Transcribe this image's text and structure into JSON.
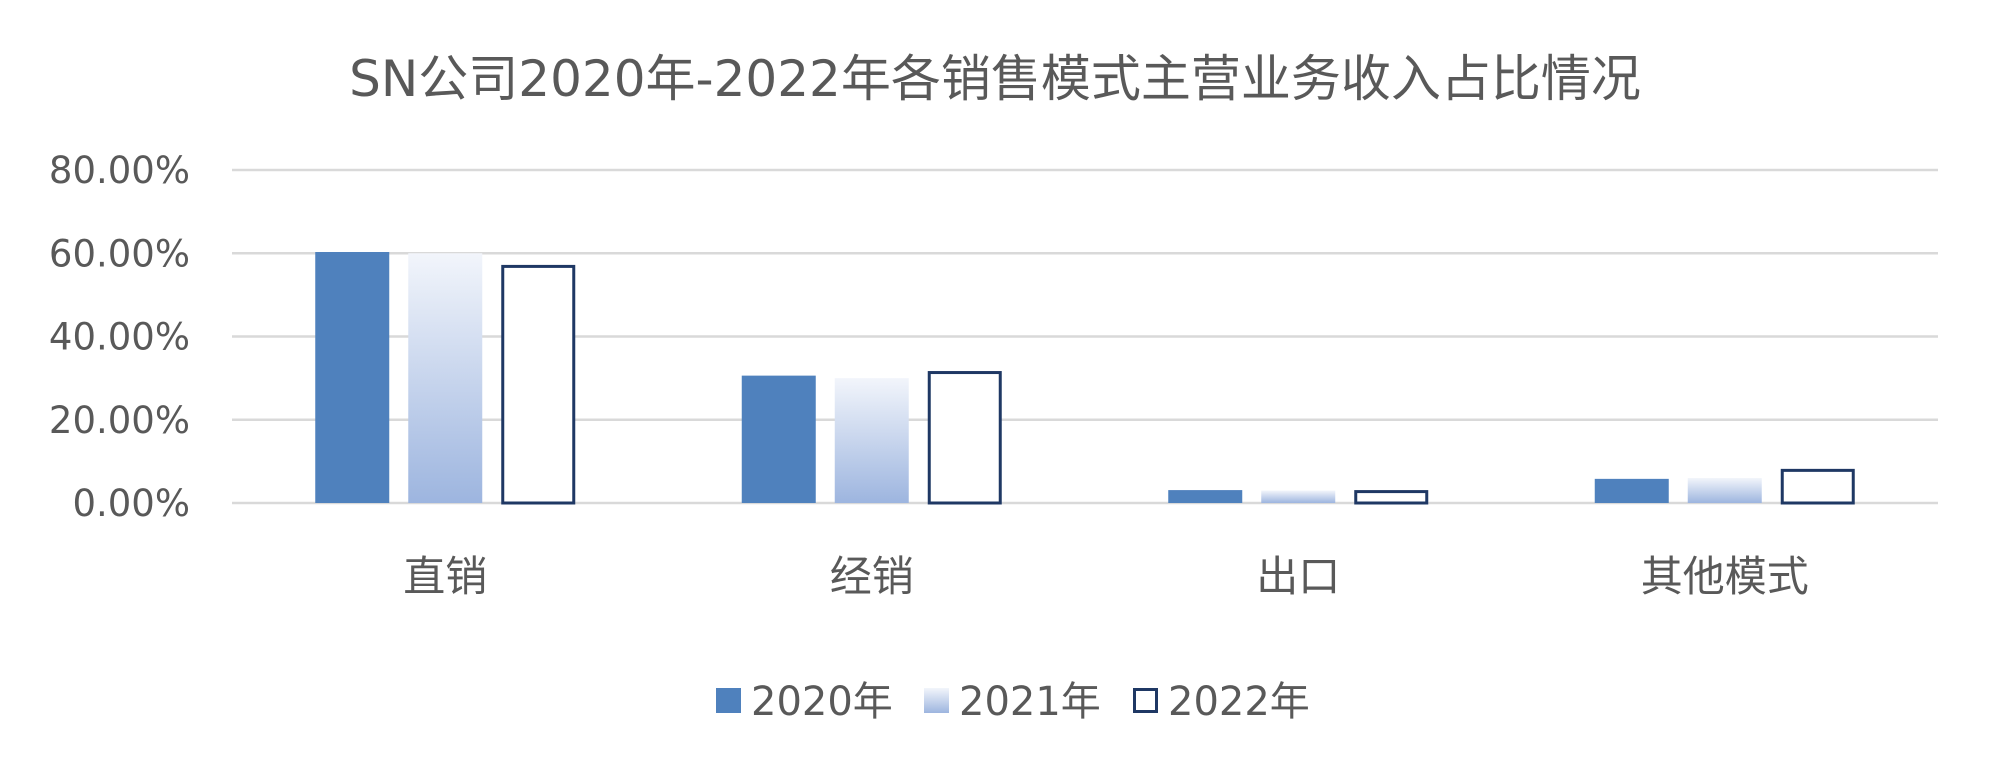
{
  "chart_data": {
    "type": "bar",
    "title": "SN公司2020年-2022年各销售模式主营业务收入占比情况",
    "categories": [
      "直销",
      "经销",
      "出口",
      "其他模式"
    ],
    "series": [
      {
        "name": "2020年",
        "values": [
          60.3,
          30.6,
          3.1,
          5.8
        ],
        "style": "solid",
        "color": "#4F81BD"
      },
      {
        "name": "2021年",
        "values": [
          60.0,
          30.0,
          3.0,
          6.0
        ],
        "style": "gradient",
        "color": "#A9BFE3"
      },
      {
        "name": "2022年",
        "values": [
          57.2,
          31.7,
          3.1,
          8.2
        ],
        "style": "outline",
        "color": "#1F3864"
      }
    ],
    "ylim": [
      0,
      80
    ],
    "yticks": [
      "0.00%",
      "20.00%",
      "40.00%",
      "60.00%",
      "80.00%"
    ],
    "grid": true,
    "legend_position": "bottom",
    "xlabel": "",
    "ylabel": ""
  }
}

= Exercise prompt =
List each line of the entries that holds the string "color".

= Final result =
        "color": "#4F81BD"
        "color": "#A9BFE3"
        "color": "#1F3864"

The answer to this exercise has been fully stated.